Exercise objective:
Find each line with the word "text" and say how many there are, nothing else.

__________

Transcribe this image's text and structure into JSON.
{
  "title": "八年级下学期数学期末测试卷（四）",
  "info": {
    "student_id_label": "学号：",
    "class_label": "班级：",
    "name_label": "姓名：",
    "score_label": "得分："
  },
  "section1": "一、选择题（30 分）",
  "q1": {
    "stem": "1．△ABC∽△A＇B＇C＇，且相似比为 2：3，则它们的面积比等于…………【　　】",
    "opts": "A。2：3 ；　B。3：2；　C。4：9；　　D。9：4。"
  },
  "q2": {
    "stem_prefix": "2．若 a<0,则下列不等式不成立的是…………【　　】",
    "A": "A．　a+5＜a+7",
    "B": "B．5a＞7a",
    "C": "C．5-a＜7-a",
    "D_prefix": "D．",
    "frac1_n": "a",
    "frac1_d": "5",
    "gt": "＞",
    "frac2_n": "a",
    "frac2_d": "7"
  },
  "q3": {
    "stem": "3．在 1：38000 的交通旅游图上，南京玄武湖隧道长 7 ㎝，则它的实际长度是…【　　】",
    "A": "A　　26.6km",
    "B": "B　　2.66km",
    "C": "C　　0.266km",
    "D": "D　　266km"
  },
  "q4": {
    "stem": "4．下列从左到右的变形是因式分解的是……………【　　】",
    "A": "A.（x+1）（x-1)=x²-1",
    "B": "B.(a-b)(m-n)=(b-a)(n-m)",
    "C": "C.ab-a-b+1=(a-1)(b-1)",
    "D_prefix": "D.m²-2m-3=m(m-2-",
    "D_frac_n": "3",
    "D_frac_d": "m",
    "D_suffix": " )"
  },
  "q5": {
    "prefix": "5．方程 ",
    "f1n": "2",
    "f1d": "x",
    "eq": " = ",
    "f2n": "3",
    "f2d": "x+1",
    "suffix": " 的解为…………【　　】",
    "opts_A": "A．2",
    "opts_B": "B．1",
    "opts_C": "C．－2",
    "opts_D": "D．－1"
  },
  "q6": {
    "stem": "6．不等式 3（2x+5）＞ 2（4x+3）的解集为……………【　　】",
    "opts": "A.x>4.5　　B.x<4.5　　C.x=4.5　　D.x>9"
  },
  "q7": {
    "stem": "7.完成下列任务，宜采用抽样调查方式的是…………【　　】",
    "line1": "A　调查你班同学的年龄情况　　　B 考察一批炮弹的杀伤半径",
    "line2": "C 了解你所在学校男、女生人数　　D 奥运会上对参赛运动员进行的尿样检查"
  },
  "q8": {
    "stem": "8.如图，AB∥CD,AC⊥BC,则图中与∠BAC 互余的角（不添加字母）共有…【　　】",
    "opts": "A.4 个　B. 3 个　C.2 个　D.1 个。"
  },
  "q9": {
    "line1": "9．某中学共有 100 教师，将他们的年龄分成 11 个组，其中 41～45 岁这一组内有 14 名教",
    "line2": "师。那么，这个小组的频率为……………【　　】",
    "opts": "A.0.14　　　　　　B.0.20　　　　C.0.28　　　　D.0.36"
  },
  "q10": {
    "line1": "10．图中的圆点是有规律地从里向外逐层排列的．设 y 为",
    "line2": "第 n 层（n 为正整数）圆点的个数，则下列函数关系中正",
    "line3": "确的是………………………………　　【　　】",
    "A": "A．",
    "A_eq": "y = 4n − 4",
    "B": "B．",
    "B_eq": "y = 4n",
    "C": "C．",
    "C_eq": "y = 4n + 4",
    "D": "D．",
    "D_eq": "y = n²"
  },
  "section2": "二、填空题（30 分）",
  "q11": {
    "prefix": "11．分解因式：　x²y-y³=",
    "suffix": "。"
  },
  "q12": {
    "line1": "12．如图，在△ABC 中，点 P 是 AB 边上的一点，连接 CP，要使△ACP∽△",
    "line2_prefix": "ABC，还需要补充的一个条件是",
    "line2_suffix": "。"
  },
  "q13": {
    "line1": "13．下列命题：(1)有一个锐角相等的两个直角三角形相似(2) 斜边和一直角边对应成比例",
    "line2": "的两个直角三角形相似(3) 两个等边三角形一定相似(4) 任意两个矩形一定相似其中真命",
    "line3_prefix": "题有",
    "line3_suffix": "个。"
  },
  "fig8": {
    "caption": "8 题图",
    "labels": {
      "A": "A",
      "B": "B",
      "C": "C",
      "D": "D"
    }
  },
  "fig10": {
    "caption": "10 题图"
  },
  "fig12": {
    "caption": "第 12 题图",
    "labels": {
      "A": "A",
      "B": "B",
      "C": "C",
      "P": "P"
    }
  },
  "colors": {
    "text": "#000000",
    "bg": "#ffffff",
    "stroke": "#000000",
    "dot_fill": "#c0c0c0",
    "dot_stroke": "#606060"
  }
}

__________

Solved exercise:
2